## Start Records provided

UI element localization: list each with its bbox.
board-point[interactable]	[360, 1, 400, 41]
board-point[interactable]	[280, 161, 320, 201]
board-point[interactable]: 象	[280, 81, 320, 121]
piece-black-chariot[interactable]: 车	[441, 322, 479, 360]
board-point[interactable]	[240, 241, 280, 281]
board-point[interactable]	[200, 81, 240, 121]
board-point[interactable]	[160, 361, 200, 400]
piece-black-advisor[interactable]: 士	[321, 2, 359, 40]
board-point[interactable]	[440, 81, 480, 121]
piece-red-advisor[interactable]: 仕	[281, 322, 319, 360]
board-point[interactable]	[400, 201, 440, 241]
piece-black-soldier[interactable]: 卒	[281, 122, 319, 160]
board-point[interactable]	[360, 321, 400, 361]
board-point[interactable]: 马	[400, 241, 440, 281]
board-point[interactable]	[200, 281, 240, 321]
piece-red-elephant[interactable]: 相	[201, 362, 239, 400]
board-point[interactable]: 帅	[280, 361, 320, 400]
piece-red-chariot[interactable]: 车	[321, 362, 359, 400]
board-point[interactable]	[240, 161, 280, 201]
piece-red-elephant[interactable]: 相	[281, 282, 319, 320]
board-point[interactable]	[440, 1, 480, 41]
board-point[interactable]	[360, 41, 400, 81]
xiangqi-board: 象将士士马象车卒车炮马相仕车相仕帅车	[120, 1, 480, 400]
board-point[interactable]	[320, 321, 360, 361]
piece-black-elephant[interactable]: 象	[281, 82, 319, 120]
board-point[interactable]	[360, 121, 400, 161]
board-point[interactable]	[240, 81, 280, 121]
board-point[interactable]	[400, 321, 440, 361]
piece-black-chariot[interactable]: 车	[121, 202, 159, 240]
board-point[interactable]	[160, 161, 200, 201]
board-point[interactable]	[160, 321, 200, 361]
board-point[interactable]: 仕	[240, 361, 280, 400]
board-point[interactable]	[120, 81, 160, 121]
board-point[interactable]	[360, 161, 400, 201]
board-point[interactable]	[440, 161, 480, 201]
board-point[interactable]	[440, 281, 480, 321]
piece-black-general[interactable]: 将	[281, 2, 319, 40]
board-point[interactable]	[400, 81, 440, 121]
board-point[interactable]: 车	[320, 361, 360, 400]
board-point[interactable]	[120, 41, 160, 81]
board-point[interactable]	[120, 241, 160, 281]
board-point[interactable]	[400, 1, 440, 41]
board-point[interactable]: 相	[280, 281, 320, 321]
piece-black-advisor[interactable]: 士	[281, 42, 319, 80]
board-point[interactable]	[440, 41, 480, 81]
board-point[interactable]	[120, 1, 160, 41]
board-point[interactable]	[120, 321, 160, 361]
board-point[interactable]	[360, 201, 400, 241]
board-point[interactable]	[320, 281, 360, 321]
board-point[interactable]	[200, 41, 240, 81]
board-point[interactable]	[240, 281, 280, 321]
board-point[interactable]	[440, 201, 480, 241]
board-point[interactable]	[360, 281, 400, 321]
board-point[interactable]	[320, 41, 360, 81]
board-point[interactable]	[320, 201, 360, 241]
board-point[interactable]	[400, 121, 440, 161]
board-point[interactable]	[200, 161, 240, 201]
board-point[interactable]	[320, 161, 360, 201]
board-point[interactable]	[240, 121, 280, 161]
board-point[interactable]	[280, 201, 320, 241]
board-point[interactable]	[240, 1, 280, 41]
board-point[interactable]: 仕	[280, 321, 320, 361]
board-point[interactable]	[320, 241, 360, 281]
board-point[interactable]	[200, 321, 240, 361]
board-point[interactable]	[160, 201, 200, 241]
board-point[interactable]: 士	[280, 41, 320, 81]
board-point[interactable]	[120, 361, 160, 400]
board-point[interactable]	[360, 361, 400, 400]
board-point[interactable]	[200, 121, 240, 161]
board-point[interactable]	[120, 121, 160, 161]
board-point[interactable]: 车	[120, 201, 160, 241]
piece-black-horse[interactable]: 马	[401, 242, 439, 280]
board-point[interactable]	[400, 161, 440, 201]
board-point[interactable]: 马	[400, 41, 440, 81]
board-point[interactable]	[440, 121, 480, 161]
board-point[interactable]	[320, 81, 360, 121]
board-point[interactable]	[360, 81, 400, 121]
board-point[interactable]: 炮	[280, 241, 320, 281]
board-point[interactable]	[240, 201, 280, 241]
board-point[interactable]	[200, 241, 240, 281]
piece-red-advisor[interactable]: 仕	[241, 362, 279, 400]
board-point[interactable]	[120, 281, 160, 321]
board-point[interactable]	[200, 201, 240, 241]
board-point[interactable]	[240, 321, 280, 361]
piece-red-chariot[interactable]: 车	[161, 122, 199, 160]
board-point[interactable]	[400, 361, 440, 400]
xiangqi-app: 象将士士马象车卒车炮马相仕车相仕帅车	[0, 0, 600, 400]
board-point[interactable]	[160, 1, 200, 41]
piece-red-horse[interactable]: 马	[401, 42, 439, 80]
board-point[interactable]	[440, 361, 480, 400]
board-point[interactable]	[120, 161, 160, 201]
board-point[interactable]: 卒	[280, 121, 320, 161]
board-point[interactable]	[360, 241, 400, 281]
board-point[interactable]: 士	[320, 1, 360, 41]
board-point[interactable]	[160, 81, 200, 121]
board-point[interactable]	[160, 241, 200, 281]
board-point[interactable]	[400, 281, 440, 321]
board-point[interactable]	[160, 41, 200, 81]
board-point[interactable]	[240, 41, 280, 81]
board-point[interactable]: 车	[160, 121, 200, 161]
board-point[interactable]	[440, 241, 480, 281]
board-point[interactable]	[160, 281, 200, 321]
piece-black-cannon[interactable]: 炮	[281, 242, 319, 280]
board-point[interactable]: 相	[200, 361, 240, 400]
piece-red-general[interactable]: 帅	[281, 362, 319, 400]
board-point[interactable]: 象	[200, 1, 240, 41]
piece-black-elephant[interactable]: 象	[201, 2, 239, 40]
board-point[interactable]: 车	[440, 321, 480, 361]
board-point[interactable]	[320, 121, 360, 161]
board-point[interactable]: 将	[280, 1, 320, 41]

## End Records provided

-- Written exercise --
Copy every one of the lines above without changing anything in them.

-- Solution below --
UI element localization: list each with its bbox.
board-point[interactable]	[360, 1, 400, 41]
board-point[interactable]	[280, 161, 320, 201]
board-point[interactable]: 象	[280, 81, 320, 121]
piece-black-chariot[interactable]: 车	[441, 322, 479, 360]
board-point[interactable]	[240, 241, 280, 281]
board-point[interactable]	[200, 81, 240, 121]
board-point[interactable]	[160, 361, 200, 400]
piece-black-advisor[interactable]: 士	[321, 2, 359, 40]
board-point[interactable]	[440, 81, 480, 121]
piece-red-advisor[interactable]: 仕	[281, 322, 319, 360]
board-point[interactable]	[400, 201, 440, 241]
piece-black-soldier[interactable]: 卒	[281, 122, 319, 160]
board-point[interactable]	[360, 321, 400, 361]
board-point[interactable]: 马	[400, 241, 440, 281]
board-point[interactable]	[200, 281, 240, 321]
piece-red-elephant[interactable]: 相	[201, 362, 239, 400]
board-point[interactable]: 帅	[280, 361, 320, 400]
piece-red-chariot[interactable]: 车	[321, 362, 359, 400]
board-point[interactable]	[240, 161, 280, 201]
piece-red-elephant[interactable]: 相	[281, 282, 319, 320]
board-point[interactable]	[440, 1, 480, 41]
board-point[interactable]	[360, 41, 400, 81]
xiangqi-board: 象将士士马象车卒车炮马相仕车相仕帅车	[120, 1, 480, 400]
board-point[interactable]	[320, 321, 360, 361]
piece-black-elephant[interactable]: 象	[281, 82, 319, 120]
board-point[interactable]	[360, 121, 400, 161]
board-point[interactable]	[240, 81, 280, 121]
board-point[interactable]	[400, 321, 440, 361]
piece-black-chariot[interactable]: 车	[121, 202, 159, 240]
board-point[interactable]	[160, 161, 200, 201]
board-point[interactable]	[160, 321, 200, 361]
board-point[interactable]: 仕	[240, 361, 280, 400]
board-point[interactable]	[120, 81, 160, 121]
board-point[interactable]	[360, 161, 400, 201]
board-point[interactable]	[440, 161, 480, 201]
board-point[interactable]	[440, 281, 480, 321]
piece-black-general[interactable]: 将	[281, 2, 319, 40]
board-point[interactable]	[400, 81, 440, 121]
board-point[interactable]: 车	[320, 361, 360, 400]
board-point[interactable]	[120, 41, 160, 81]
board-point[interactable]	[120, 241, 160, 281]
board-point[interactable]	[400, 1, 440, 41]
board-point[interactable]: 相	[280, 281, 320, 321]
piece-black-advisor[interactable]: 士	[281, 42, 319, 80]
board-point[interactable]	[440, 41, 480, 81]
board-point[interactable]	[120, 1, 160, 41]
board-point[interactable]	[120, 321, 160, 361]
board-point[interactable]	[360, 201, 400, 241]
board-point[interactable]	[320, 281, 360, 321]
board-point[interactable]	[200, 41, 240, 81]
board-point[interactable]	[240, 281, 280, 321]
board-point[interactable]	[440, 201, 480, 241]
board-point[interactable]	[360, 281, 400, 321]
board-point[interactable]	[320, 41, 360, 81]
board-point[interactable]	[320, 201, 360, 241]
board-point[interactable]	[400, 121, 440, 161]
board-point[interactable]	[200, 161, 240, 201]
board-point[interactable]	[320, 161, 360, 201]
board-point[interactable]	[240, 121, 280, 161]
board-point[interactable]	[280, 201, 320, 241]
board-point[interactable]	[240, 1, 280, 41]
board-point[interactable]: 仕	[280, 321, 320, 361]
board-point[interactable]	[320, 241, 360, 281]
board-point[interactable]	[200, 321, 240, 361]
board-point[interactable]	[160, 201, 200, 241]
board-point[interactable]: 士	[280, 41, 320, 81]
board-point[interactable]	[120, 361, 160, 400]
board-point[interactable]	[360, 361, 400, 400]
board-point[interactable]	[200, 121, 240, 161]
board-point[interactable]	[120, 121, 160, 161]
board-point[interactable]: 车	[120, 201, 160, 241]
piece-black-horse[interactable]: 马	[401, 242, 439, 280]
board-point[interactable]	[400, 161, 440, 201]
board-point[interactable]: 马	[400, 41, 440, 81]
board-point[interactable]	[440, 121, 480, 161]
board-point[interactable]	[320, 81, 360, 121]
board-point[interactable]	[360, 81, 400, 121]
board-point[interactable]: 炮	[280, 241, 320, 281]
board-point[interactable]	[240, 201, 280, 241]
board-point[interactable]	[200, 241, 240, 281]
piece-red-advisor[interactable]: 仕	[241, 362, 279, 400]
board-point[interactable]	[120, 281, 160, 321]
board-point[interactable]	[200, 201, 240, 241]
board-point[interactable]	[240, 321, 280, 361]
piece-red-chariot[interactable]: 车	[161, 122, 199, 160]
board-point[interactable]	[400, 361, 440, 400]
xiangqi-app: 象将士士马象车卒车炮马相仕车相仕帅车	[0, 0, 600, 400]
board-point[interactable]	[160, 1, 200, 41]
piece-red-horse[interactable]: 马	[401, 42, 439, 80]
board-point[interactable]	[440, 361, 480, 400]
board-point[interactable]	[120, 161, 160, 201]
board-point[interactable]: 卒	[280, 121, 320, 161]
board-point[interactable]	[360, 241, 400, 281]
board-point[interactable]: 士	[320, 1, 360, 41]
board-point[interactable]	[160, 81, 200, 121]
board-point[interactable]	[160, 241, 200, 281]
board-point[interactable]	[400, 281, 440, 321]
board-point[interactable]	[160, 41, 200, 81]
board-point[interactable]	[240, 41, 280, 81]
board-point[interactable]: 车	[160, 121, 200, 161]
board-point[interactable]	[440, 241, 480, 281]
board-point[interactable]	[160, 281, 200, 321]
piece-black-cannon[interactable]: 炮	[281, 242, 319, 280]
board-point[interactable]: 相	[200, 361, 240, 400]
piece-red-general[interactable]: 帅	[281, 362, 319, 400]
board-point[interactable]: 象	[200, 1, 240, 41]
piece-black-elephant[interactable]: 象	[201, 2, 239, 40]
board-point[interactable]: 车	[440, 321, 480, 361]
board-point[interactable]	[320, 121, 360, 161]
board-point[interactable]: 将	[280, 1, 320, 41]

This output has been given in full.